**What is expected**
Every line below that holds the string "name" should be copied out.

**Collected data entries**
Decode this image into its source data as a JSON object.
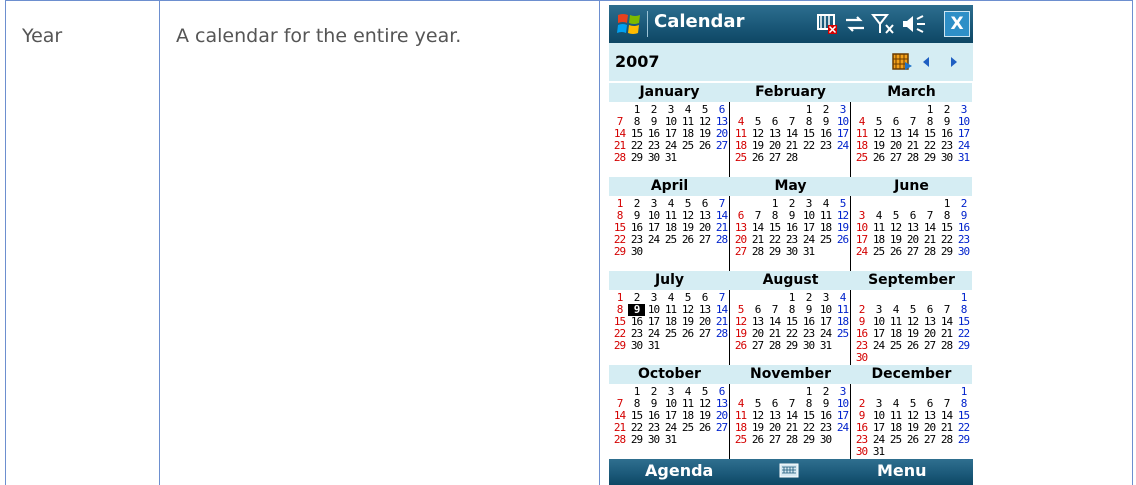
{
  "table": {
    "label": "Year",
    "description": "A calendar for the entire year."
  },
  "phone": {
    "title": "Calendar",
    "status_icons": [
      "calendar-alarm-icon",
      "sync-icon",
      "signal-off-icon",
      "volume-icon"
    ],
    "close_label": "X",
    "year": "2007",
    "softkeys": {
      "left": "Agenda",
      "right": "Menu"
    },
    "today": {
      "month": 6,
      "day": 9
    },
    "months": [
      {
        "name": "January",
        "start": 1,
        "days": 31
      },
      {
        "name": "February",
        "start": 4,
        "days": 28
      },
      {
        "name": "March",
        "start": 4,
        "days": 31
      },
      {
        "name": "April",
        "start": 0,
        "days": 30
      },
      {
        "name": "May",
        "start": 2,
        "days": 31
      },
      {
        "name": "June",
        "start": 5,
        "days": 30
      },
      {
        "name": "July",
        "start": 0,
        "days": 31
      },
      {
        "name": "August",
        "start": 3,
        "days": 31
      },
      {
        "name": "September",
        "start": 6,
        "days": 30
      },
      {
        "name": "October",
        "start": 1,
        "days": 31
      },
      {
        "name": "November",
        "start": 4,
        "days": 30
      },
      {
        "name": "December",
        "start": 6,
        "days": 31
      }
    ],
    "colors": {
      "sunday": "#d40000",
      "saturday": "#0022cc",
      "header_bg": "#d5edf3",
      "bar": "#1a5878"
    }
  }
}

**Exercise response**
        "name": "January",
        "name": "February",
        "name": "March",
        "name": "April",
        "name": "May",
        "name": "June",
        "name": "July",
        "name": "August",
        "name": "September",
        "name": "October",
        "name": "November",
        "name": "December",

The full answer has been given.